- [DESCRIPTION OF THE TASK]
Copy the lines holding the word "this", all of them.

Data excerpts
__________

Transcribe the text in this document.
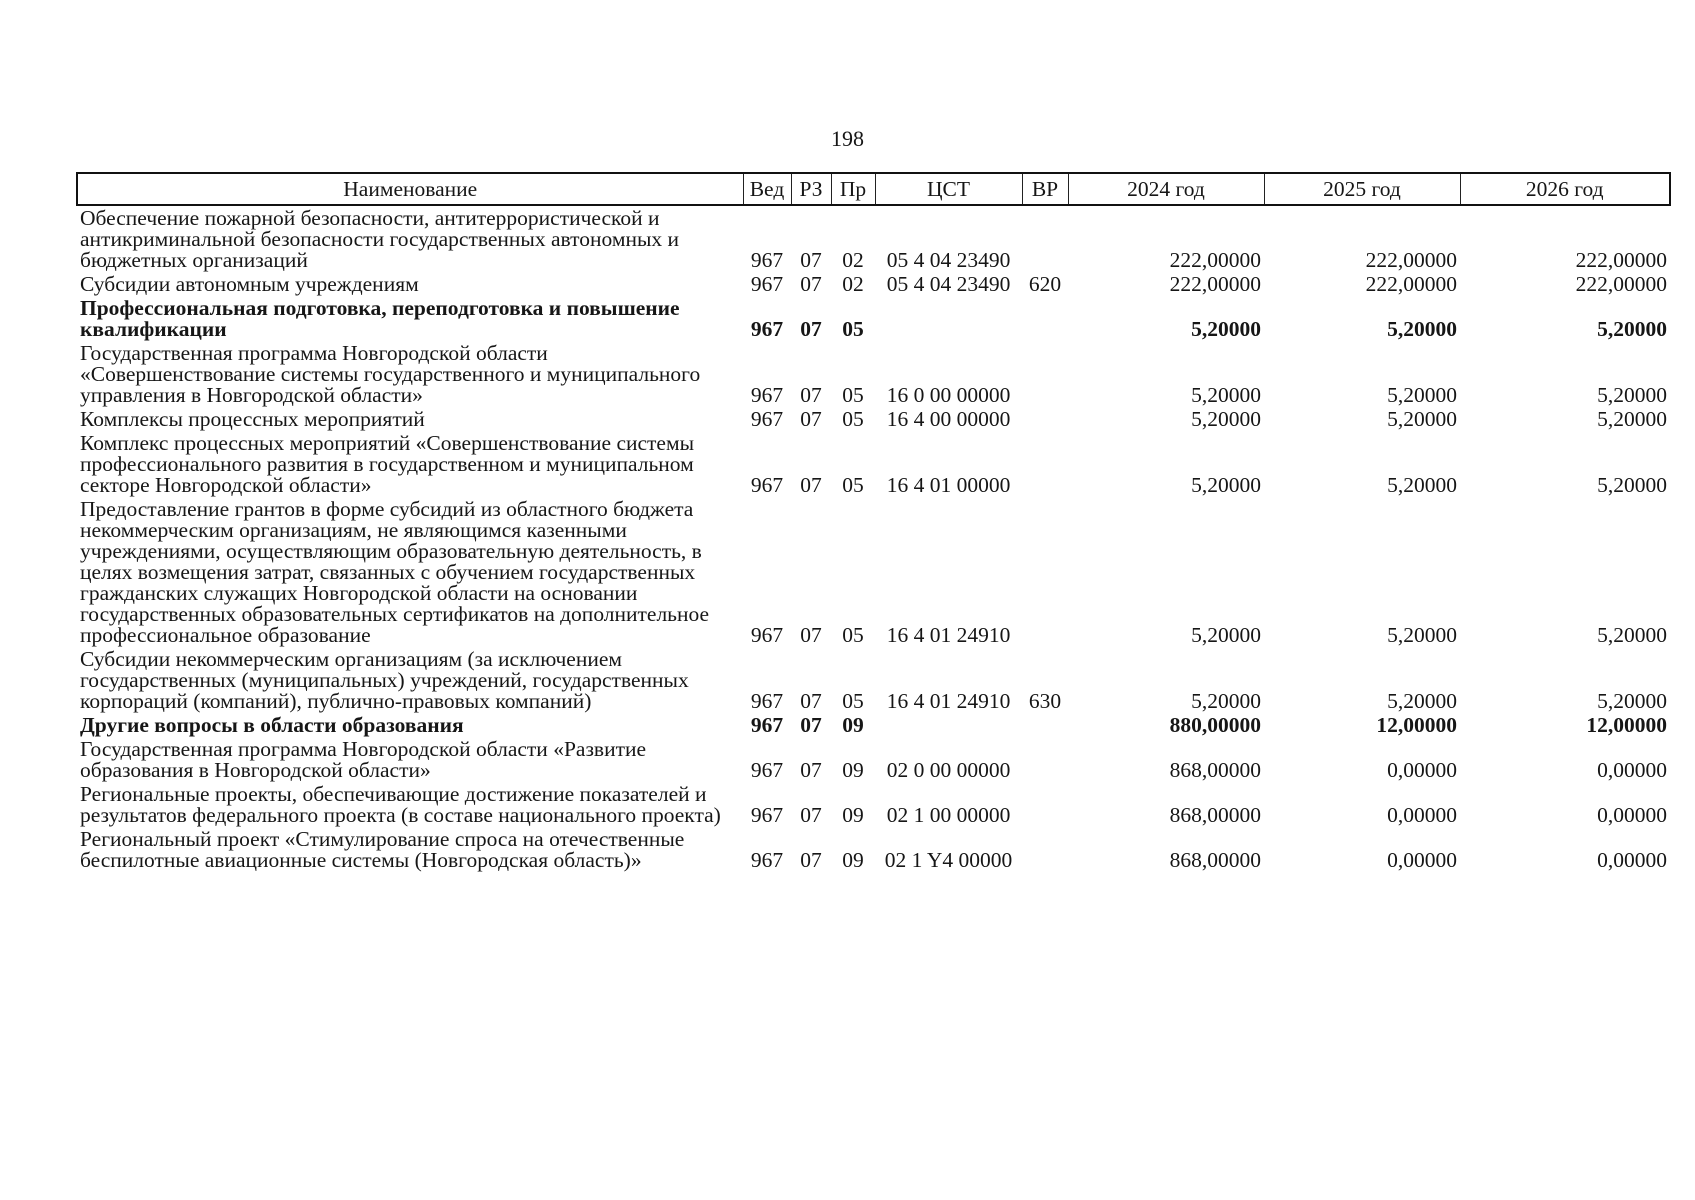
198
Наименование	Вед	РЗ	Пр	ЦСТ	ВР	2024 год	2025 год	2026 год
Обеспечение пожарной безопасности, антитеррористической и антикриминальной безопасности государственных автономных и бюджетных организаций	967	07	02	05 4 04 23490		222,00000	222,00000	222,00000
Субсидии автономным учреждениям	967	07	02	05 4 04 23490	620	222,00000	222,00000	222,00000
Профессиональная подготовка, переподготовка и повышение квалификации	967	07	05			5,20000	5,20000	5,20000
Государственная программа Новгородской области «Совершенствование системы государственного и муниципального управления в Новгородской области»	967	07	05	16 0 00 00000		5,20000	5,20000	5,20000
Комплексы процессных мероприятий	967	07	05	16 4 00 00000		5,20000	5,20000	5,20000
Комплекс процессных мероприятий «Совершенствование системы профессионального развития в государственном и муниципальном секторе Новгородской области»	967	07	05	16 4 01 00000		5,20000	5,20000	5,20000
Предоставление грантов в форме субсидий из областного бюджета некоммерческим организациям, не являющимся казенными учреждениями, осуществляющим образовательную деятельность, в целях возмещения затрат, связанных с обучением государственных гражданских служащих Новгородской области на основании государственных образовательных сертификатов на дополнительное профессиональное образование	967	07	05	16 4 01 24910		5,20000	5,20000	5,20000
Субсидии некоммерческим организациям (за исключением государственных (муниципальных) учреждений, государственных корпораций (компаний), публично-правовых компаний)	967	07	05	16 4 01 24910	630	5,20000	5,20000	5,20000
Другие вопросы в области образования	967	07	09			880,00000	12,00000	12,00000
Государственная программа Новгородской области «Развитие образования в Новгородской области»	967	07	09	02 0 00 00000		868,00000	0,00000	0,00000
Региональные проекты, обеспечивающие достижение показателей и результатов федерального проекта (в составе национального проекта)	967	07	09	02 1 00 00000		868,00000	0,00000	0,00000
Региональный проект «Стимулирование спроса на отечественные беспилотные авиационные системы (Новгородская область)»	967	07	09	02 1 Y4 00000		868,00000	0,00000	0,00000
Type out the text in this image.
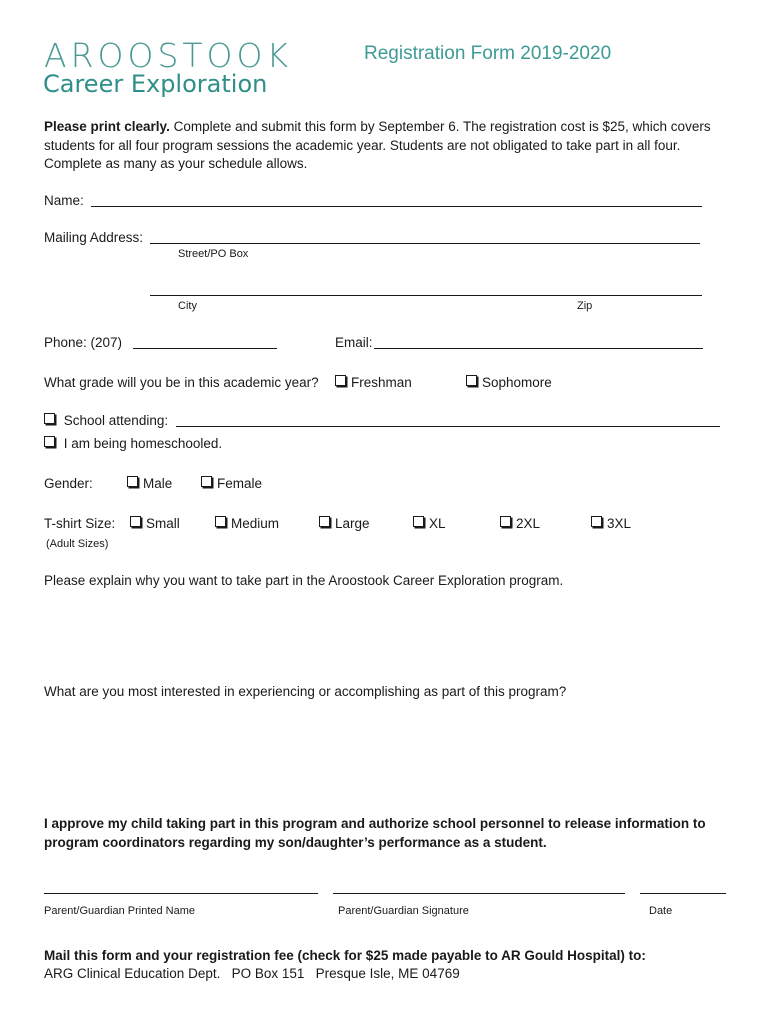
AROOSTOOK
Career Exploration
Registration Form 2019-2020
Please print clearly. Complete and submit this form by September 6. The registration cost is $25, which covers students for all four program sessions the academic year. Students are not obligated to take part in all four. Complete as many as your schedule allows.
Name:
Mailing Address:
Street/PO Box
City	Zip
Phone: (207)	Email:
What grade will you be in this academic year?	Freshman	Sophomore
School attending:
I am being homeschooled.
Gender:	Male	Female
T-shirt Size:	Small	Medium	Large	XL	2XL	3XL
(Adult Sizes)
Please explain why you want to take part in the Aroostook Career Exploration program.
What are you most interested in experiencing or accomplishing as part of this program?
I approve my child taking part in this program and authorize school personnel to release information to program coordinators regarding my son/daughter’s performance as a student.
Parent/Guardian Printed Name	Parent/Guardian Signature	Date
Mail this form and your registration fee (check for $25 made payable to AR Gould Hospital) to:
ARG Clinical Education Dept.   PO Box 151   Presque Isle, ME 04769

__________

- [THE RESPONSE]
Transcribe the text in this document.
Type out the text in this image.
Please print clearly. Complete and submit this form by September 6. The registration cost is $25, which covers students for all four program sessions the academic year. Students are not obligated to take part in all four. Complete as many as your schedule allows.
What grade will you be in this academic year?	Freshman	Sophomore
What are you most interested in experiencing or accomplishing as part of this program?
I approve my child taking part in this program and authorize school personnel to release information to program coordinators regarding my son/daughter’s performance as a student.
Mail this form and your registration fee (check for $25 made payable to AR Gould Hospital) to:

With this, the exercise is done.